→ TASK TO COMPLETE:
Retype the material word for word.

→ Saved entries:
---
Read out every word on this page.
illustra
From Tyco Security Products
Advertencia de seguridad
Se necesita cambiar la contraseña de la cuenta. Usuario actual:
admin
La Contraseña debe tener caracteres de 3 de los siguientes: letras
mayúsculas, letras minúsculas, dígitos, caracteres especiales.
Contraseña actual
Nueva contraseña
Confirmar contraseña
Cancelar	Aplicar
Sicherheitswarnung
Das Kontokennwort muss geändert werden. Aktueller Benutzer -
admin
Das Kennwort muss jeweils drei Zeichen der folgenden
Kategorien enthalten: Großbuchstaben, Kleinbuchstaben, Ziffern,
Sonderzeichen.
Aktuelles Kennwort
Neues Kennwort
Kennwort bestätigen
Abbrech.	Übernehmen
---
→ EXERCISE RESPONSE:
Read out every word on this page.
illustra
From Tyco Security Products
Advertencia de seguridad
Se necesita cambiar la contraseña de la cuenta. Usuario actual:
admin
La Contraseña debe tener caracteres de 3 de los siguientes: letras
mayúsculas, letras minúsculas, dígitos, caracteres especiales.
Contraseña actual
Nueva contraseña
Confirmar contraseña
Cancelar	Aplicar
Sicherheitswarnung
Das Kontokennwort muss geändert werden. Aktueller Benutzer -
admin
Das Kennwort muss jeweils drei Zeichen der folgenden
Kategorien enthalten: Großbuchstaben, Kleinbuchstaben, Ziffern,
Sonderzeichen.
Aktuelles Kennwort
Neues Kennwort
Kennwort bestätigen
Abbrech.	Übernehmen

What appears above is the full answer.